--- Start ---

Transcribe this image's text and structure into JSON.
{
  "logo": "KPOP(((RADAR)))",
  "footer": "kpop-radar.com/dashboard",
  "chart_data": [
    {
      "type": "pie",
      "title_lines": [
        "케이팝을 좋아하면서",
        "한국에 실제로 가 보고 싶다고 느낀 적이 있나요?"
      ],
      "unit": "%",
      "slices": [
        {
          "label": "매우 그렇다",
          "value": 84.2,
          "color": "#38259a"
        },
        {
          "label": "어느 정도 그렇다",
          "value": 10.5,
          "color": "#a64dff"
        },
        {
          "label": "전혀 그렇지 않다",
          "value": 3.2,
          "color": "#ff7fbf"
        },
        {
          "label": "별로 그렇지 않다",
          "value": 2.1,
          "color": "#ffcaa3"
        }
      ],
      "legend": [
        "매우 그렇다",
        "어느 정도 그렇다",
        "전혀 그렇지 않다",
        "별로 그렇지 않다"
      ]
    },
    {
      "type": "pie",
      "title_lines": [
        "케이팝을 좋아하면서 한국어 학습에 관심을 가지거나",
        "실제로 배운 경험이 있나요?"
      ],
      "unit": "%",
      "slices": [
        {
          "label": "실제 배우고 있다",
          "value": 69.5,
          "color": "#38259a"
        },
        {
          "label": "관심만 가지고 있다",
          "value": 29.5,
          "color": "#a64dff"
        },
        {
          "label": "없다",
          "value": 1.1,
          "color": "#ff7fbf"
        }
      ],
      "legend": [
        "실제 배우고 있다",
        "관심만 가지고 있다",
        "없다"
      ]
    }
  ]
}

--- End ---

• [Stated exercise]: Scan the material and collect every line that contains "label".

• [Result of the exercise]:
          "label": "매우 그렇다",
          "label": "어느 정도 그렇다",
          "label": "전혀 그렇지 않다",
          "label": "별로 그렇지 않다",
          "label": "실제 배우고 있다",
          "label": "관심만 가지고 있다",
          "label": "없다",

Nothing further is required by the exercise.